WHAT TO PRODUCE:
Records follow. Copy every line with "tracking".

INPUT:
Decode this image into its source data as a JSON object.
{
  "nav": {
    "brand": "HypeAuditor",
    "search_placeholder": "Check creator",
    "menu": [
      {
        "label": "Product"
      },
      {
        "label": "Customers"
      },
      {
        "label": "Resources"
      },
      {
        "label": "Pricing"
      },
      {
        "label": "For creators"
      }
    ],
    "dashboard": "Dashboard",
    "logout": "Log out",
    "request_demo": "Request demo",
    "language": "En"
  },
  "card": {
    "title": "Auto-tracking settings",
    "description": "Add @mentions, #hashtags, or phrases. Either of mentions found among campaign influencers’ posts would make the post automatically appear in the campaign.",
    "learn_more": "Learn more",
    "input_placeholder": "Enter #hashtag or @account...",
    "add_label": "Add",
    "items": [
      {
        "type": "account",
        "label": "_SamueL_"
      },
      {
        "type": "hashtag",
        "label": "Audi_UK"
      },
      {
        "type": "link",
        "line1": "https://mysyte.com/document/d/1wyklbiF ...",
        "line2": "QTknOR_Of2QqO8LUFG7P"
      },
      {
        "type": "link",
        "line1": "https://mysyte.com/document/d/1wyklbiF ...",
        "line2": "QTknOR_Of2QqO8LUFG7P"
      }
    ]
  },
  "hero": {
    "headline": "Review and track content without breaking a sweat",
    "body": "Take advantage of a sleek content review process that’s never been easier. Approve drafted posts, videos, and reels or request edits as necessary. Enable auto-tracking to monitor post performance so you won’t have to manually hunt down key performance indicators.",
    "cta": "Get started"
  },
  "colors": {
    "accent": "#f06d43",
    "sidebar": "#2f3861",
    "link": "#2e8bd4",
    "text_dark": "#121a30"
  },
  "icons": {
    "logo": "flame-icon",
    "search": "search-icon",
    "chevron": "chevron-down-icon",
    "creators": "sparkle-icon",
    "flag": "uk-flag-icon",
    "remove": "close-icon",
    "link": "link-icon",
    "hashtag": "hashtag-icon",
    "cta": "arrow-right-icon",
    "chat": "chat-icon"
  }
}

EXERCISE RESPONSE:
    "title": "Auto-tracking settings",
    "body": "Take advantage of a sleek content review process that’s never been easier. Approve drafted posts, videos, and reels or request edits as necessary. Enable auto-tracking to monitor post performance so you won’t have to manually hunt down key performance indicators.",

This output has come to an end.